(Stored entries)
········

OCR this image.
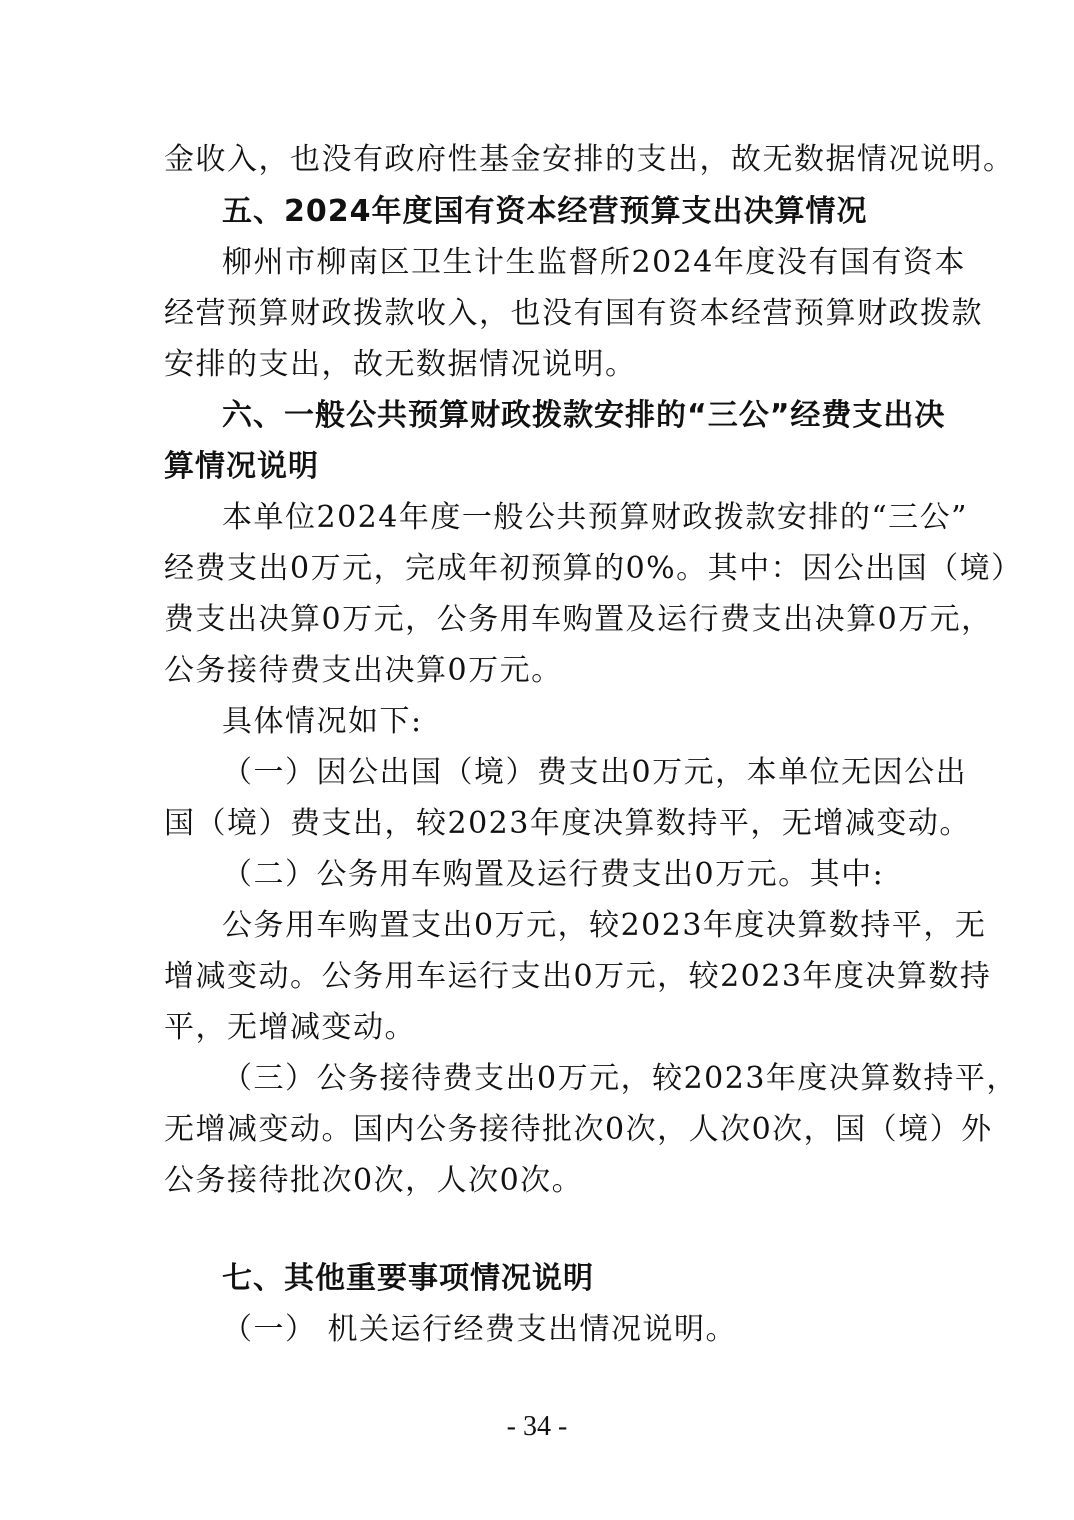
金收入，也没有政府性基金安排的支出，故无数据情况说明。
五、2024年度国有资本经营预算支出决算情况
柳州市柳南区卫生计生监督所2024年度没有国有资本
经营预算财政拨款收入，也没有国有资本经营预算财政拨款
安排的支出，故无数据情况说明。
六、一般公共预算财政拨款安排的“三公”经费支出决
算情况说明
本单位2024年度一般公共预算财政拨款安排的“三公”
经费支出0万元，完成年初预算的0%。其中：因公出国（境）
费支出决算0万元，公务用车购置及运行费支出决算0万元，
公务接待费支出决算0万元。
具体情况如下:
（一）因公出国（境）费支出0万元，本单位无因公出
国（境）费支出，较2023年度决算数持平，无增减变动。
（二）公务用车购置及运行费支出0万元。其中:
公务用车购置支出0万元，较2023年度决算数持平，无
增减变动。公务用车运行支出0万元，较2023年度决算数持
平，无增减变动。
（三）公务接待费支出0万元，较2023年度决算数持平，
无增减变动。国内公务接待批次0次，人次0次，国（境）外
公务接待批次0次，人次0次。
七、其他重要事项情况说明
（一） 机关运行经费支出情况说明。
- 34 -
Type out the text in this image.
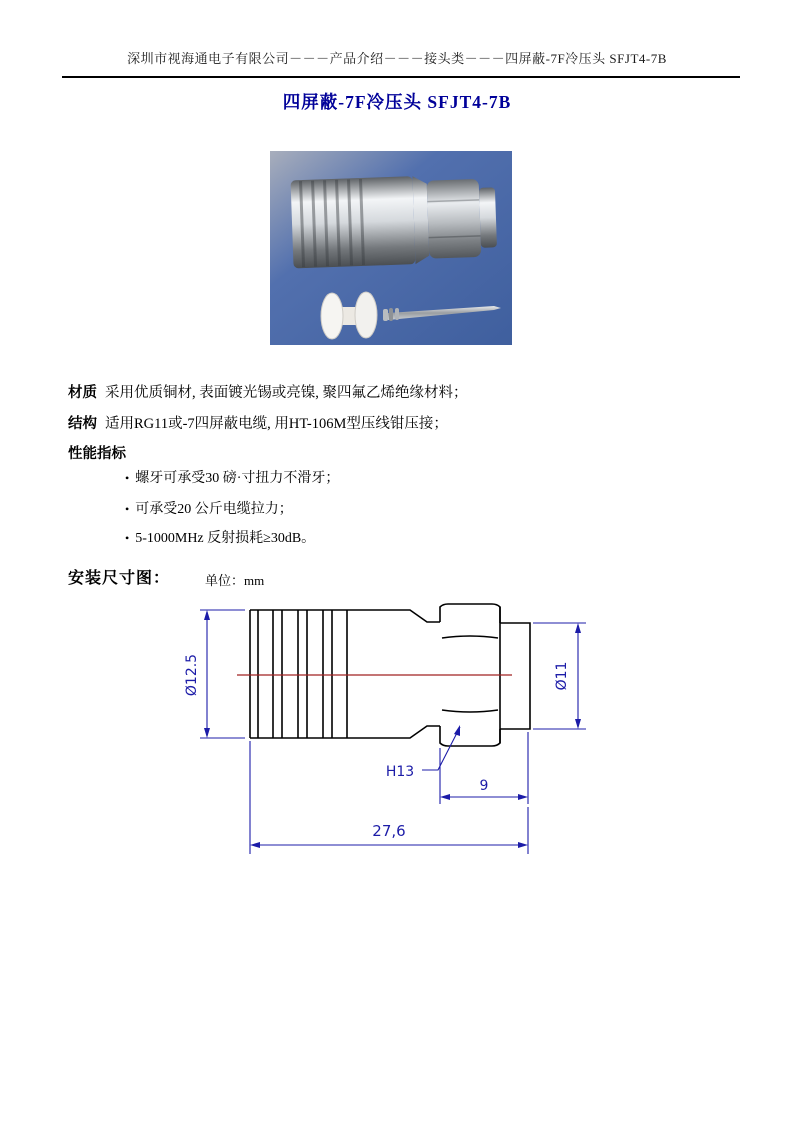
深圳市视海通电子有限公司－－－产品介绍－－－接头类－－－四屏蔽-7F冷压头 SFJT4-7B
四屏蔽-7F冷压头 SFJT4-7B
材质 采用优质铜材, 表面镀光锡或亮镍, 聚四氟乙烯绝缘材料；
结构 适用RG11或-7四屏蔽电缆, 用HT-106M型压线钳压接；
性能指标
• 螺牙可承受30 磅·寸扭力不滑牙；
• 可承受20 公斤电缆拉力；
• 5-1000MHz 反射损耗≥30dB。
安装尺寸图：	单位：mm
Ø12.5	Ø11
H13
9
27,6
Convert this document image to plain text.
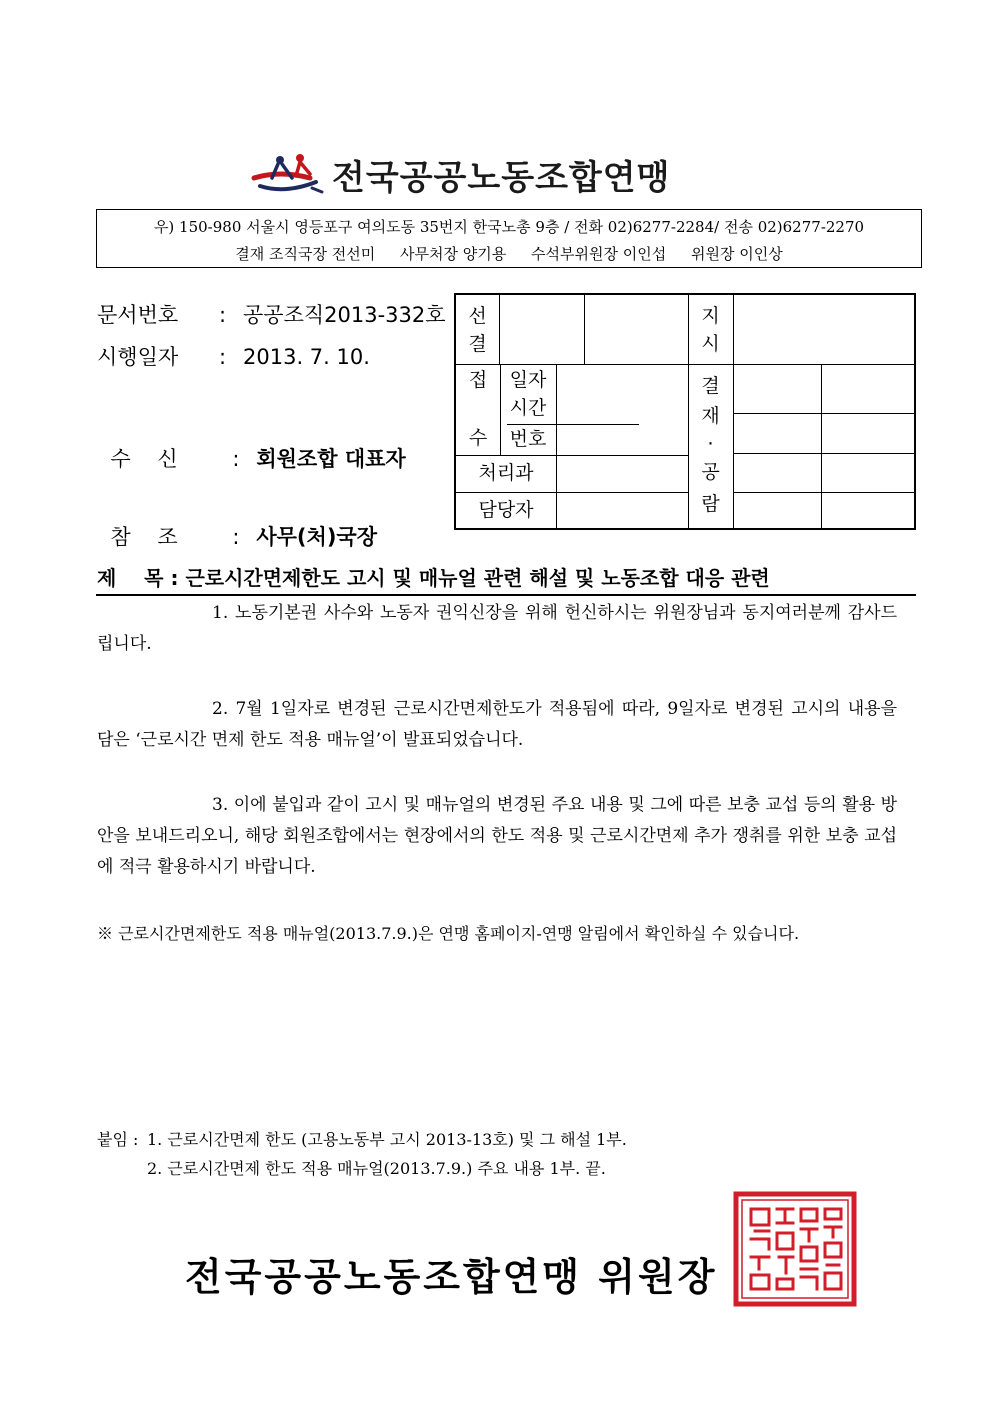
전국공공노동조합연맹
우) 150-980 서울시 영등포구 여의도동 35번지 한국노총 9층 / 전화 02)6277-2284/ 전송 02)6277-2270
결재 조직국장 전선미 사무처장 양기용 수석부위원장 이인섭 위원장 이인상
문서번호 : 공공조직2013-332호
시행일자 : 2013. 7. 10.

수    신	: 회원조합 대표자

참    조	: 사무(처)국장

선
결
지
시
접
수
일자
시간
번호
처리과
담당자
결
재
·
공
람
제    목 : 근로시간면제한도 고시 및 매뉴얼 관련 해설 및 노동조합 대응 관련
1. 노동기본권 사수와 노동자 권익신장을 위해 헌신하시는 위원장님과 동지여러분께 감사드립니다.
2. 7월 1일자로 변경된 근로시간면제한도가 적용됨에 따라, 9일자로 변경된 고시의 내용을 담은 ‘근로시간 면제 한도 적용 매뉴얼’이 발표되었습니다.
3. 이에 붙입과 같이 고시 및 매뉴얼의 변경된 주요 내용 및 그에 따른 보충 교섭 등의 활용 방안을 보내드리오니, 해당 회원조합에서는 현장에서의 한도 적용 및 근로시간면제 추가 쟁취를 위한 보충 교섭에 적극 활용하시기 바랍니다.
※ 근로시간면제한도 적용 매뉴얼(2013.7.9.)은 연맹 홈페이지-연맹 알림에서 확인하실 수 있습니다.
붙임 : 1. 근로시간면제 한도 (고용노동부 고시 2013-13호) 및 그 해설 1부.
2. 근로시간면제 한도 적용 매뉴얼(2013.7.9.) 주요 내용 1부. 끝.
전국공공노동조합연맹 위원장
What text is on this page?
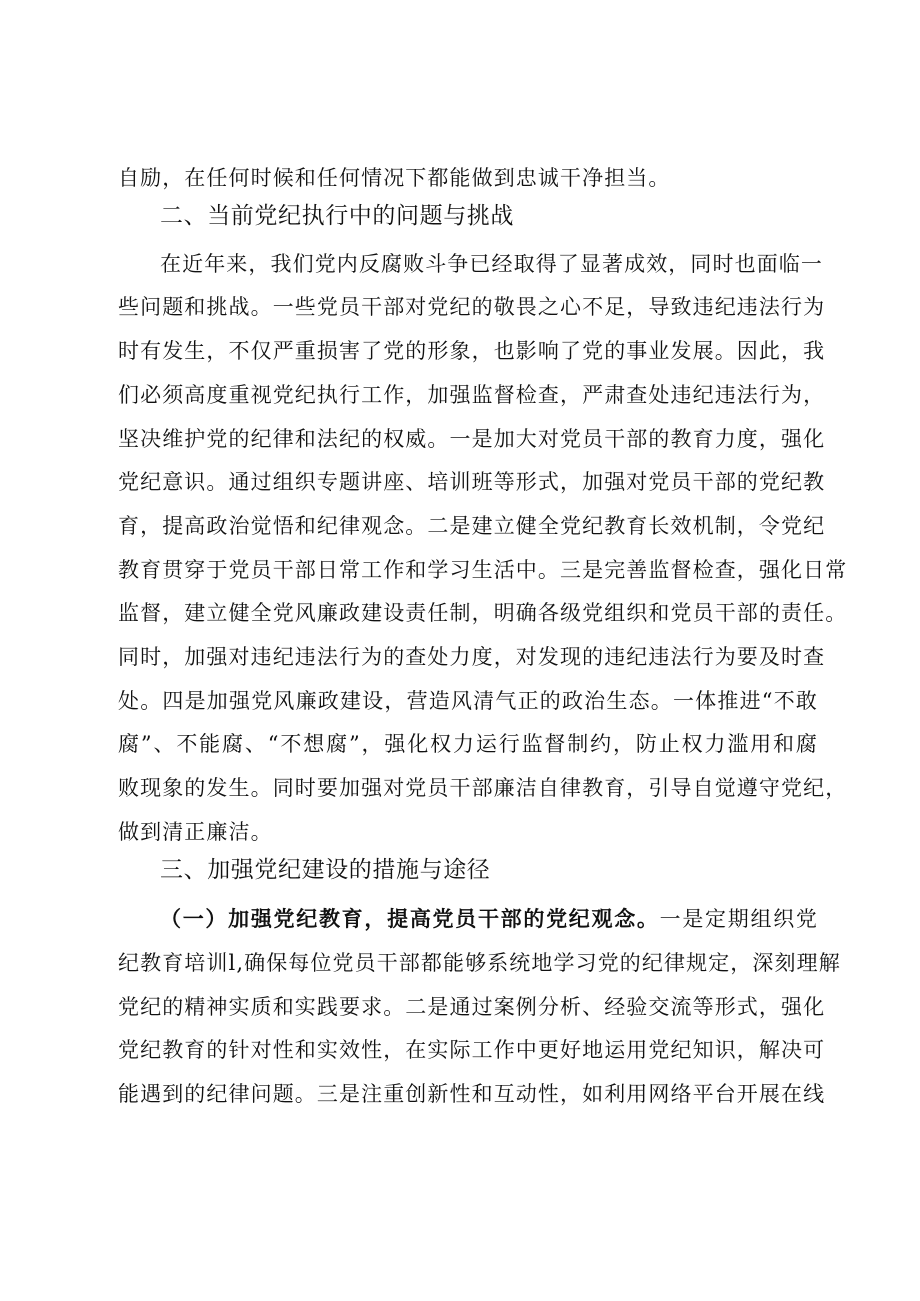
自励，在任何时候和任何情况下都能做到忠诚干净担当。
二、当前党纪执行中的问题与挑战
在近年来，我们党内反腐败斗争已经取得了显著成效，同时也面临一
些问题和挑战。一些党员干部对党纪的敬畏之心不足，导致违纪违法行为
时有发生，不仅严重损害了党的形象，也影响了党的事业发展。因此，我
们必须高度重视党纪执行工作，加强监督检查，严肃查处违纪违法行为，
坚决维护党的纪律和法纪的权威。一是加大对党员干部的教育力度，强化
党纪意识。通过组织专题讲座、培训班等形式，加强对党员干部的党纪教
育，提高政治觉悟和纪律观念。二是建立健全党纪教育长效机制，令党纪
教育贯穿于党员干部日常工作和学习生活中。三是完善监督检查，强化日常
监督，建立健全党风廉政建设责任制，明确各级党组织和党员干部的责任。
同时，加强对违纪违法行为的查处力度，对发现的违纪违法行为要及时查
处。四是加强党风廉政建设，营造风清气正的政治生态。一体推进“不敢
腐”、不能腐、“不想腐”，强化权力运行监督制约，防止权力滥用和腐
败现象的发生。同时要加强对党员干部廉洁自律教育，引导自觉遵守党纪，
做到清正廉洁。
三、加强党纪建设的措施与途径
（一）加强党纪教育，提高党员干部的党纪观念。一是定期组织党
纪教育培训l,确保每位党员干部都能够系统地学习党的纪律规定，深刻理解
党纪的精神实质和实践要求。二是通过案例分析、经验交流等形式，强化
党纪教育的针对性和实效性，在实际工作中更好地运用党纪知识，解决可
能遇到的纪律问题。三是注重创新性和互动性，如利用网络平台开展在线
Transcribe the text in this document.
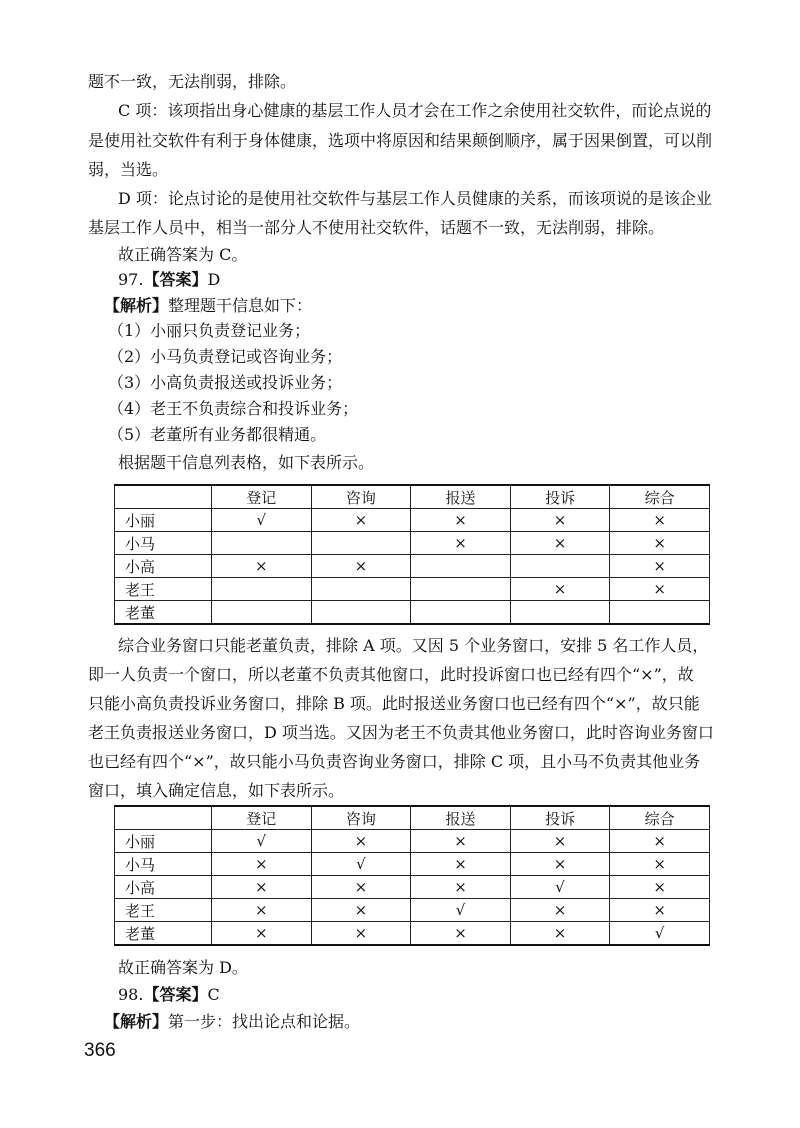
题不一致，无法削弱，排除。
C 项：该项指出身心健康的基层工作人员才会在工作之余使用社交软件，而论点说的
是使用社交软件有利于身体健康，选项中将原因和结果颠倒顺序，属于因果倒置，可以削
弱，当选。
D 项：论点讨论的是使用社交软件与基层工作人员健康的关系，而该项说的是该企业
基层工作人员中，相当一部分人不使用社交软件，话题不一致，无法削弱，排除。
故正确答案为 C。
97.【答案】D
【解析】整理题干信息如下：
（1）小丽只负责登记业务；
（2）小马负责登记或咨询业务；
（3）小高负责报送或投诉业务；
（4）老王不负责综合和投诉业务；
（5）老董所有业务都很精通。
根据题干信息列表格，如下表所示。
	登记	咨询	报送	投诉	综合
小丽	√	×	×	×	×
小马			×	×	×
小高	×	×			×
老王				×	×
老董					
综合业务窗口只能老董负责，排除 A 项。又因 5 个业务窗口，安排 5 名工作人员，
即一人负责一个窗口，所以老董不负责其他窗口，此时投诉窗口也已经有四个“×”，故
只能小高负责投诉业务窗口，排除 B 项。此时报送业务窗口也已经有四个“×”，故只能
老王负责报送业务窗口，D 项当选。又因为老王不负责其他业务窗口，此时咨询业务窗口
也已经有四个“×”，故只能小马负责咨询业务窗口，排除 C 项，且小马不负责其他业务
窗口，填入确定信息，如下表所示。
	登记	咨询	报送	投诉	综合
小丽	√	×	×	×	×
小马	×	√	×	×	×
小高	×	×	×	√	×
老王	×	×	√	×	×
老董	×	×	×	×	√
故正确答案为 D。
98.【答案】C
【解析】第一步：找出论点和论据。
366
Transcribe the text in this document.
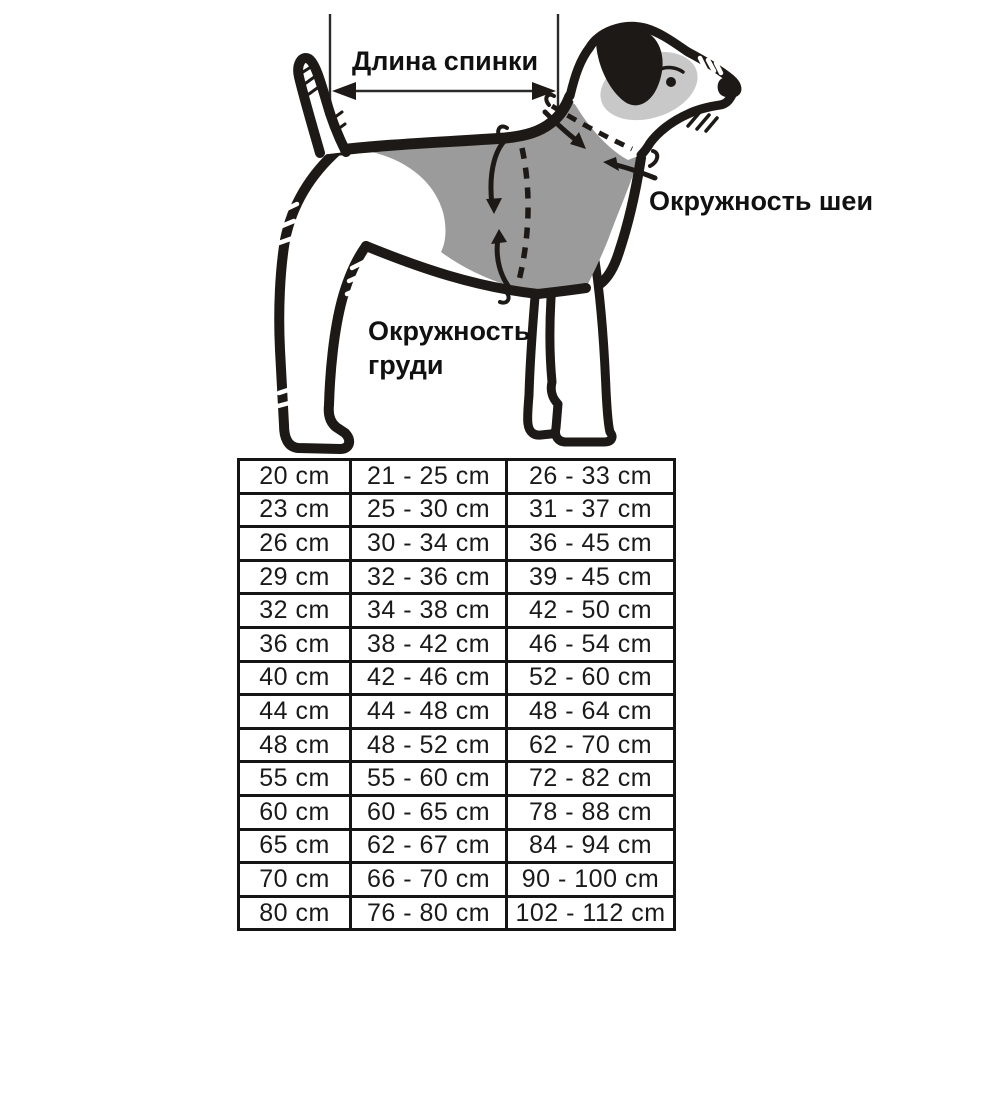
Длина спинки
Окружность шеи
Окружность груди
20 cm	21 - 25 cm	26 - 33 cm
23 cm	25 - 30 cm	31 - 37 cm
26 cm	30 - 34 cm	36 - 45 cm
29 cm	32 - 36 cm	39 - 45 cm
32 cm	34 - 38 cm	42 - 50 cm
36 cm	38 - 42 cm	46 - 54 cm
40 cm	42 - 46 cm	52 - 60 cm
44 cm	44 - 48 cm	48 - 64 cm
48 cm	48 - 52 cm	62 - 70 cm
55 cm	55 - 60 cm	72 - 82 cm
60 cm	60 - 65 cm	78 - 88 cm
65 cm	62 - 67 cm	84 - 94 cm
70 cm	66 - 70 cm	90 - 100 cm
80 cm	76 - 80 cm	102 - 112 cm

········

**JOB**
Determine the number of lines in the records that include the string "无法削弱", and respond with that number only.

**FINISHED TASK**
2